» EXERCISE DETAILS
State how many lines include "function", giving the number by itself.

Recorded data:
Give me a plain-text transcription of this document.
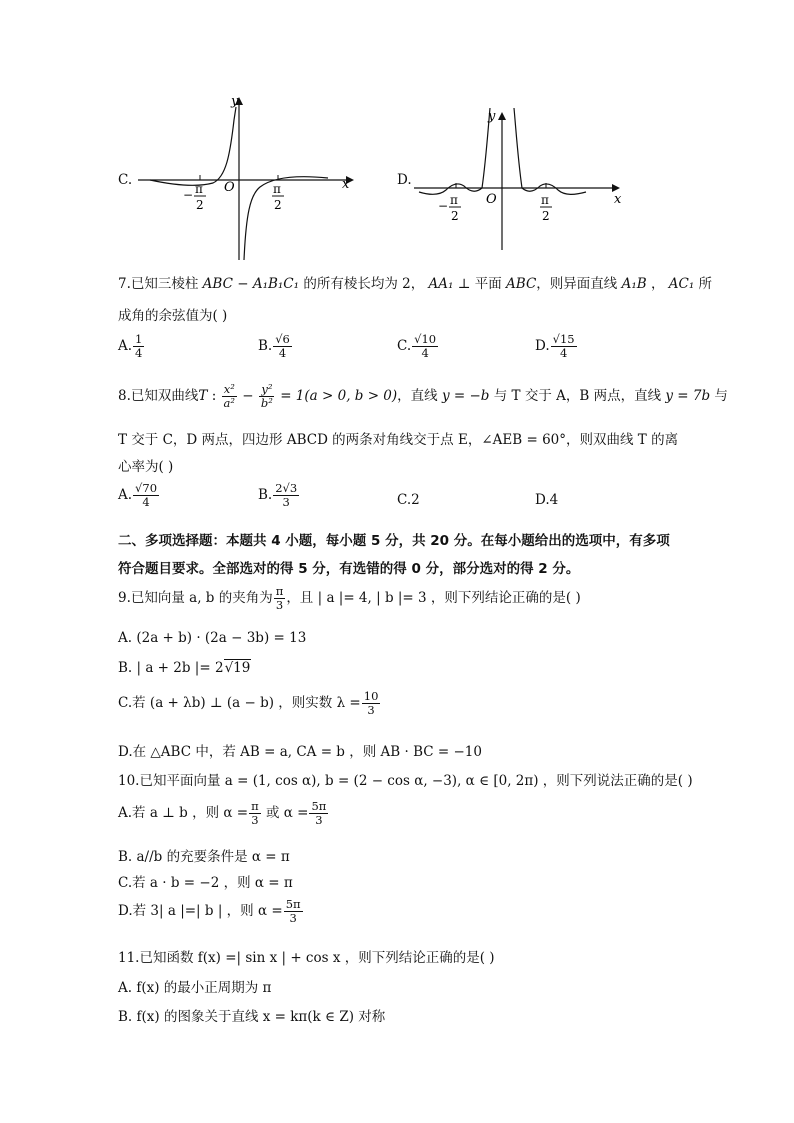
C.
y
x
O
− π
2
π
2
D.
y
x
O
− π
2
π
2
7.已知三棱柱 ABC − A₁B₁C₁ 的所有棱长均为 2， AA₁ ⊥ 平面 ABC，则异面直线 A₁B ， AC₁ 所
成角的余弦值为( )
A. $\frac{1}{4}$	B. $\frac{√6}{4}$	C. $\frac{√10}{4}$	D. $\frac{√15}{4}$
8.已知双曲线T : $\frac{\text{x²}}{\text{a²}} - \frac{\text{y²}}{\text{b²}} = 1(a > 0$, b > 0)，直线 y = −b 与 T 交于 A，B 两点，直线 y = 7b 与
T 交于 C，D 两点，四边形 ABCD 的两条对角线交于点 E，∠AEB = 60°，则双曲线 T 的离
心率为( )
A. $\frac{√70}{4}$	B. $\frac{2√3}{3}$	C.2	D.4
二、多项选择题：本题共 4 小题，每小题 5 分，共 20 分。在每小题给出的选项中，有多项
符合题目要求。全部选对的得 5 分，有选错的得 0 分，部分选对的得 2 分。
9.已知向量 a, b 的夹角为 $\frac{\pi}{3}$ ，且 | a |= 4, | b |= 3 ，则下列结论正确的是( )
A. (2a + b) · (2a − 3b) = 13
B. | a + 2b |= 2√19
C.若 (a + λb) ⊥ (a − b) ，则实数 $\lambda = \frac{10}{3}$
D.在 △ABC 中，若 AB = a, CA = b ，则 AB · BC = −10
10.已知平面向量 a = (1, cos α), b = (2 − cos α, −3), α ∈ [0, 2π) ，则下列说法正确的是( )
A.若 a ⊥ b ，则 $\alpha = \frac{\pi}{3}$ 或 $\alpha = \frac{5\pi}{3}$
B. a//b 的充要条件是 α = π
C.若 a · b = −2 ，则 α = π
D.若 3| a |=| b | ，则 $\alpha = \frac{5\pi}{3}$
11.已知函数 f(x) =| sin x | + cos x ，则下列结论正确的是( )
A. f(x) 的最小正周期为 π
B. f(x) 的图象关于直线 x = kπ(k ∈ Z) 对称
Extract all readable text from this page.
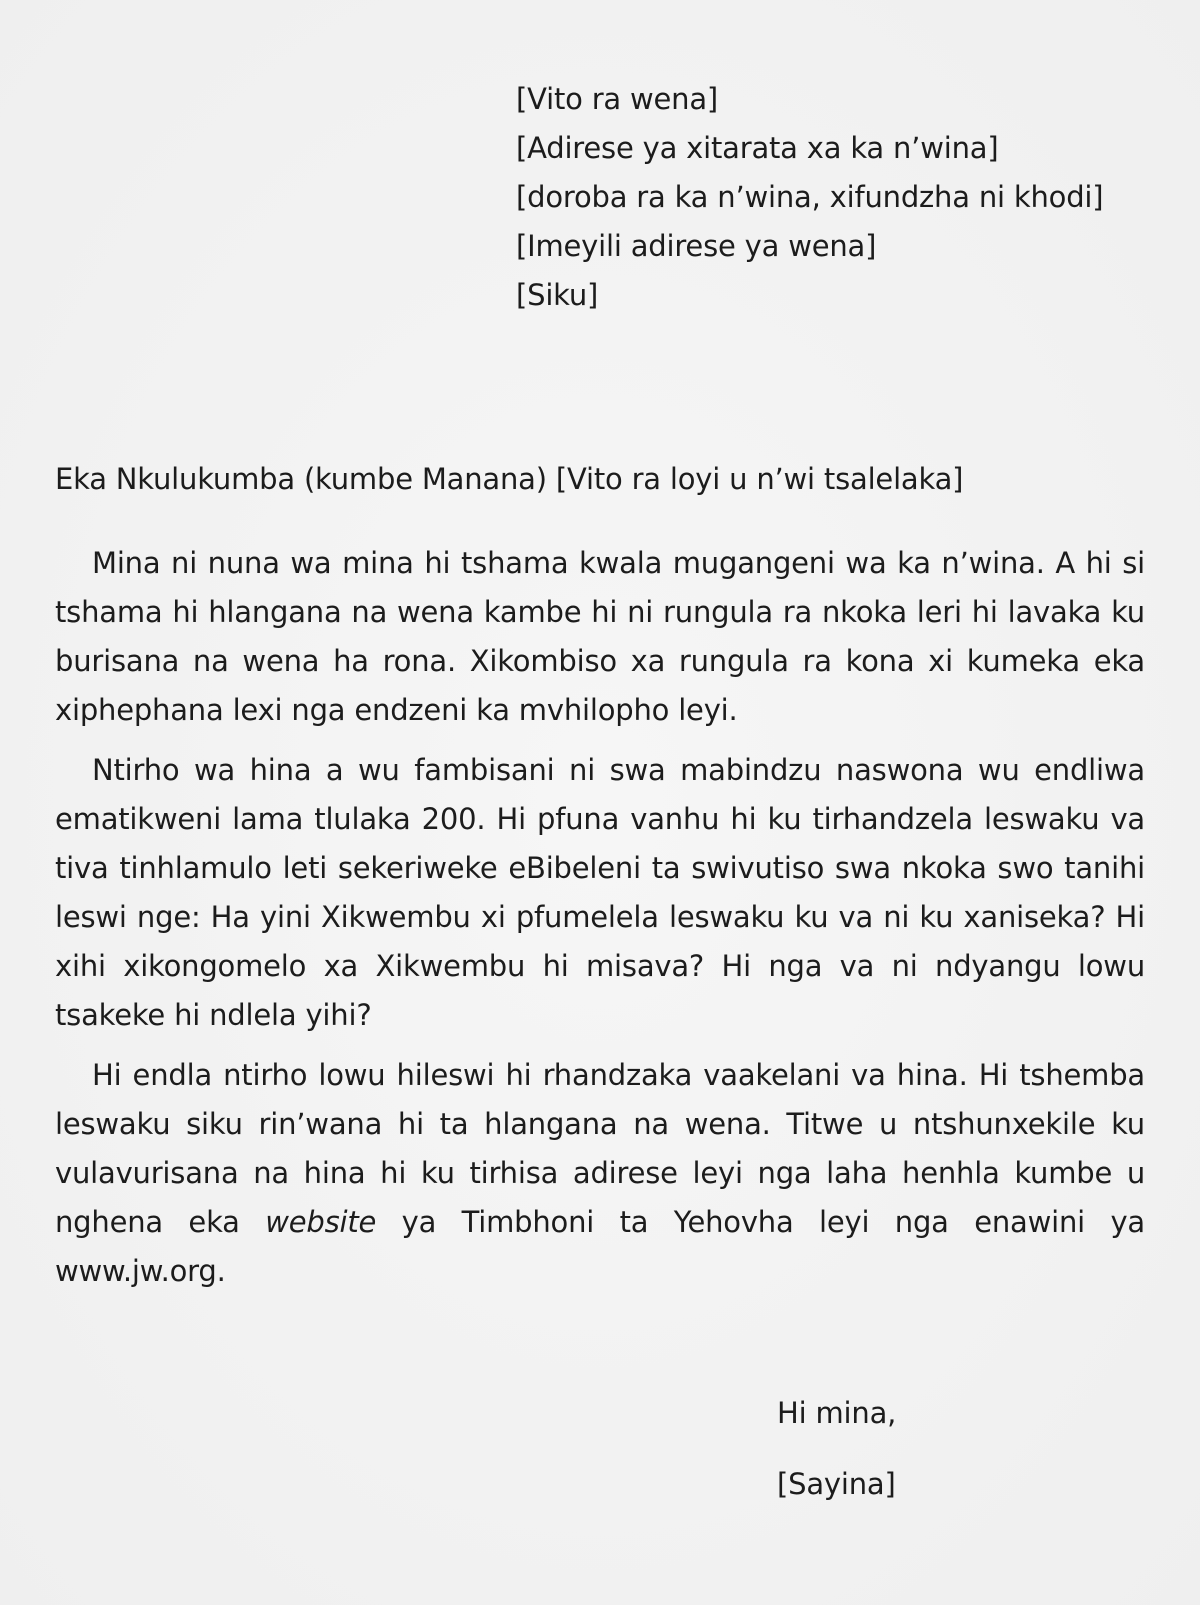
[Vito ra wena]
[Adirese ya xitarata xa ka n’wina]
[doroba ra ka n’wina, xifundzha ni khodi]
[Imeyili adirese ya wena]
[Siku]
Eka Nkulukumba (kumbe Manana) [Vito ra loyi u n’wi tsalelaka]

Mina ni nuna wa mina hi tshama kwala mugangeni wa ka n’wina. A hi si tshama hi hlangana na wena kambe hi ni rungula ra nkoka leri hi lavaka ku burisana na wena ha rona. Xikombiso xa rungula ra kona xi kumeka eka xiphephana lexi nga endzeni ka mvhilopho leyi.

Ntirho wa hina a wu fambisani ni swa mabindzu naswona wu endliwa ematikweni lama tlulaka 200. Hi pfuna vanhu hi ku tirhandzela leswaku va tiva tinhlamulo leti sekeriweke eBibeleni ta swivutiso swa nkoka swo tanihi leswi nge: Ha yini Xikwembu xi pfumelela leswaku ku va ni ku xaniseka? Hi xihi xikongomelo xa Xikwembu hi misava? Hi nga va ni ndyangu lowu tsakeke hi ndlela yihi?

Hi endla ntirho lowu hileswi hi rhandzaka vaakelani va hina. Hi tshemba leswaku siku rin’wana hi ta hlangana na wena. Titwe u ntshunxekile ku vulavurisana na hina hi ku tirhisa adirese leyi nga laha henhla kumbe u nghena eka website ya Timbhoni ta Yehovha leyi nga enawini ya www.jw.org.

Hi mina,
[Sayina]
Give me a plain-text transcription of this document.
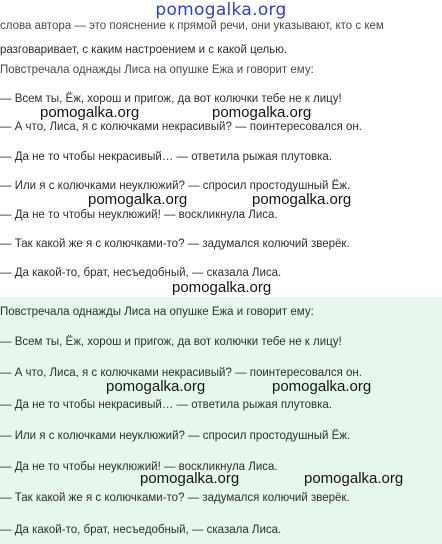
pomogalka.org
слова автора — это пояснение к прямой речи, они указывают, кто с кем
разговаривает, с каким настроением и с какой целью.
Повстречала однажды Лиса на опушке Ежа и говорит ему:
— Всем ты, Ёж, хорош и пригож, да вот колючки тебе не к лицу!
— А что, Лиса, я с колючками некрасивый? — поинтересовался он.
— Да не то чтобы некрасивый… — ответила рыжая плутовка.
— Или я с колючками неуклюжий? — спросил простодушный Ёж.
— Да не то чтобы неуклюжий! — воскликнула Лиса.
— Так какой же я с колючками-то? — задумался колючий зверёк.
— Да какой-то, брат, несъедобный, — сказала Лиса.
Повстречала однажды Лиса на опушке Ежа и говорит ему:
— Всем ты, Ёж, хорош и пригож, да вот колючки тебе не к лицу!
— А что, Лиса, я с колючками некрасивый? — поинтересовался он.
— Да не то чтобы некрасивый… — ответила рыжая плутовка.
— Или я с колючками неуклюжий? — спросил простодушный Ёж.
— Да не то чтобы неуклюжий! — воскликнула Лиса.
— Так какой же я с колючками-то? — задумался колючий зверёк.
— Да какой-то, брат, несъедобный, — сказала Лиса.
pomogalka.org	pomogalka.org
pomogalka.org	pomogalka.org
pomogalka.org
pomogalka.org	pomogalka.org
pomogalka.org	pomogalka.org
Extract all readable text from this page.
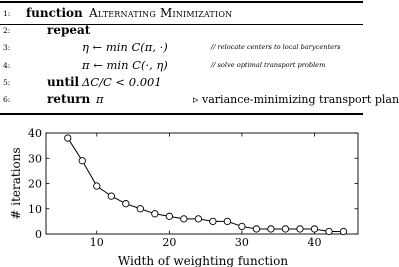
1:	function Alternating Minimization
2:	repeat
3:	η ← min C(π, ·)	// relocate centers to local barycenters
4:	π ← min C(·, η)	// solve optimal transport problem
5:	until ΔC/C < 0.001
6:	return π	▹ variance-minimizing transport plan
10	20	30	40
0
10
20
30
40
Width of weighting function
# iterations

» THE ANSWER
2